┌──
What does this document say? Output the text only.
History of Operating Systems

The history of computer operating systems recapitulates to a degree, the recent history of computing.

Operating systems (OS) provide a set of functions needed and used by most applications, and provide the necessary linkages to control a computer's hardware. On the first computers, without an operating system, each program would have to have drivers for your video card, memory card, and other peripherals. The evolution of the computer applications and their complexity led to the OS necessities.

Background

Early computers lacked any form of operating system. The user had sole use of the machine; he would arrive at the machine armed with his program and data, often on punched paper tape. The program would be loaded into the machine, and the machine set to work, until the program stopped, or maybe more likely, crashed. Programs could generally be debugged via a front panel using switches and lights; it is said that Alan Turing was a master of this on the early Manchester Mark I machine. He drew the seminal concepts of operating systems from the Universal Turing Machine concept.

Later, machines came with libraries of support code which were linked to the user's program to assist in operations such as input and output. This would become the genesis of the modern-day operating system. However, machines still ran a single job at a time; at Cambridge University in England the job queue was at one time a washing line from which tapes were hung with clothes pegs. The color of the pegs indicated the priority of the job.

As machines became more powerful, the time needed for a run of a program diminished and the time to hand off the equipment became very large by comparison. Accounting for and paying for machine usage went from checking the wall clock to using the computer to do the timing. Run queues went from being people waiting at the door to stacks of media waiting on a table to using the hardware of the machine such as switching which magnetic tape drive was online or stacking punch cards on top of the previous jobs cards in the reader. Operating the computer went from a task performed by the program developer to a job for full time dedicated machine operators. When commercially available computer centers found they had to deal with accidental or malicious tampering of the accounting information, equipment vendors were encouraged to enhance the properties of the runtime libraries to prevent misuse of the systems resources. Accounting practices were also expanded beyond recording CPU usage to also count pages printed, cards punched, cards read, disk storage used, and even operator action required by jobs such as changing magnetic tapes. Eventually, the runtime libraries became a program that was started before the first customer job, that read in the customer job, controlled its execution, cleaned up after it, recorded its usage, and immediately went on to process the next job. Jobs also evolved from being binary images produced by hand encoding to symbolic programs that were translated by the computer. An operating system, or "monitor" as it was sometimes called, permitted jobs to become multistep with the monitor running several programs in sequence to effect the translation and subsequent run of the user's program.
└──
§ **WHAT TO WORK ON**
Please tally how many lines in the listing above contain the word "would", and answer with the figure alone.

§ **TASK OUTPUT**
3